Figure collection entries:
::::::::::

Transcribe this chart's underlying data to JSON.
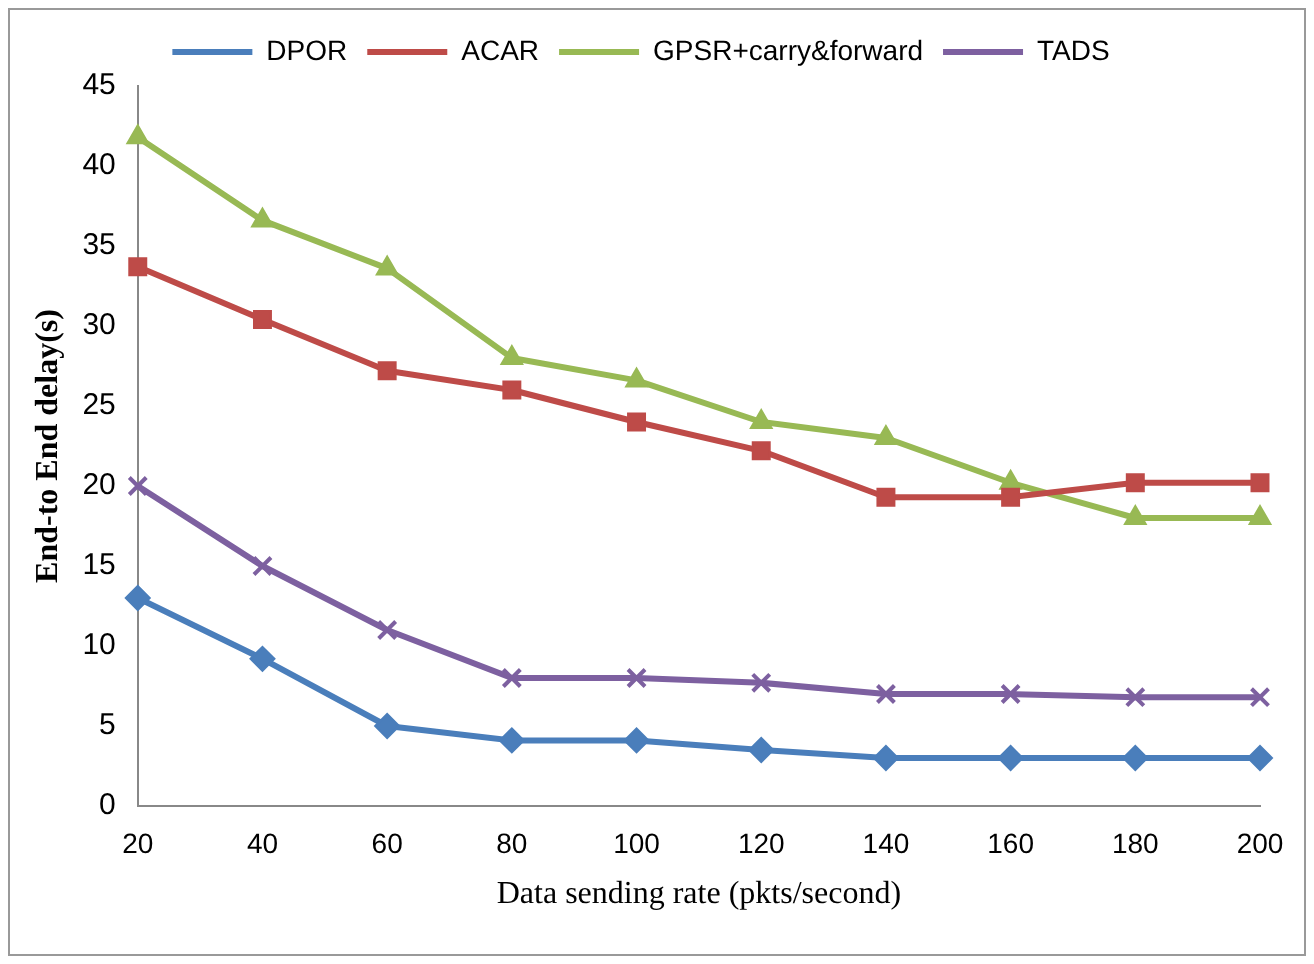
{
  "chart_data": {
    "type": "line",
    "xlabel": "Data sending rate (pkts/second)",
    "ylabel": "End-to End delay(s)",
    "categories": [
      "20",
      "40",
      "60",
      "80",
      "100",
      "120",
      "140",
      "160",
      "180",
      "200"
    ],
    "series": [
      {
        "name": "DPOR",
        "color": "#4a7ebb",
        "marker": "diamond",
        "values": [
          13,
          9.2,
          5,
          4.1,
          4.1,
          3.5,
          3,
          3,
          3,
          3
        ]
      },
      {
        "name": "ACAR",
        "color": "#be4b48",
        "marker": "square",
        "values": [
          33.7,
          30.4,
          27.2,
          26,
          24,
          22.2,
          19.3,
          19.3,
          20.2,
          20.2
        ]
      },
      {
        "name": "GPSR+carry&forward",
        "color": "#98b954",
        "marker": "triangle",
        "values": [
          41.8,
          36.6,
          33.6,
          28,
          26.6,
          24,
          23,
          20.2,
          18,
          18
        ]
      },
      {
        "name": "TADS",
        "color": "#7d60a0",
        "marker": "cross",
        "values": [
          20,
          15,
          11,
          8,
          8,
          7.7,
          7,
          7,
          6.8,
          6.8
        ]
      }
    ],
    "ylim": [
      0,
      45
    ],
    "yticks": [
      0,
      5,
      10,
      15,
      20,
      25,
      30,
      35,
      40,
      45
    ],
    "grid": false,
    "legend": "top",
    "line_style": "solid"
  }
}
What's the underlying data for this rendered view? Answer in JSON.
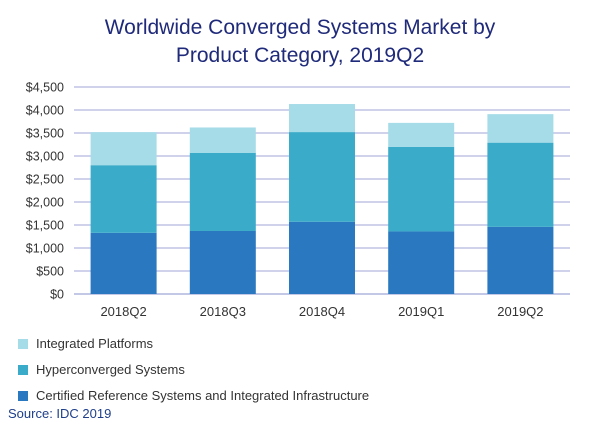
{
  "chart_data": {
    "type": "bar",
    "stacked": true,
    "title_lines": [
      "Worldwide Converged Systems Market by",
      "Product Category, 2019Q2"
    ],
    "categories": [
      "2018Q2",
      "2018Q3",
      "2018Q4",
      "2019Q1",
      "2019Q2"
    ],
    "series": [
      {
        "name": "Certified Reference Systems and Integrated Infrastructure",
        "color": "#2a78bf",
        "values": [
          1330,
          1370,
          1570,
          1360,
          1460
        ]
      },
      {
        "name": "Hyperconverged Systems",
        "color": "#3aabc8",
        "values": [
          1470,
          1700,
          1950,
          1840,
          1830
        ]
      },
      {
        "name": "Integrated Platforms",
        "color": "#a6dce8",
        "values": [
          720,
          550,
          610,
          520,
          620
        ]
      }
    ],
    "ylim": [
      0,
      4500
    ],
    "yticks": [
      0,
      500,
      1000,
      1500,
      2000,
      2500,
      3000,
      3500,
      4000,
      4500
    ],
    "ytick_labels": [
      "$0",
      "$500",
      "$1,000",
      "$1,500",
      "$2,000",
      "$2,500",
      "$3,000",
      "$3,500",
      "$4,000",
      "$4,500"
    ],
    "grid": true,
    "legend_position": "bottom",
    "legend_order": [
      "Integrated Platforms",
      "Hyperconverged Systems",
      "Certified Reference Systems and Integrated Infrastructure"
    ],
    "gridline_color": "#9fa6d6"
  },
  "source": "Source: IDC 2019"
}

::::::::::

▶ Task to carry out: Reproduce each line from the records that contains the word "Infrastructure".

▶ Exercise answer:
        "name": "Certified Reference Systems and Integrated Infrastructure",
      "Certified Reference Systems and Integrated Infrastructure"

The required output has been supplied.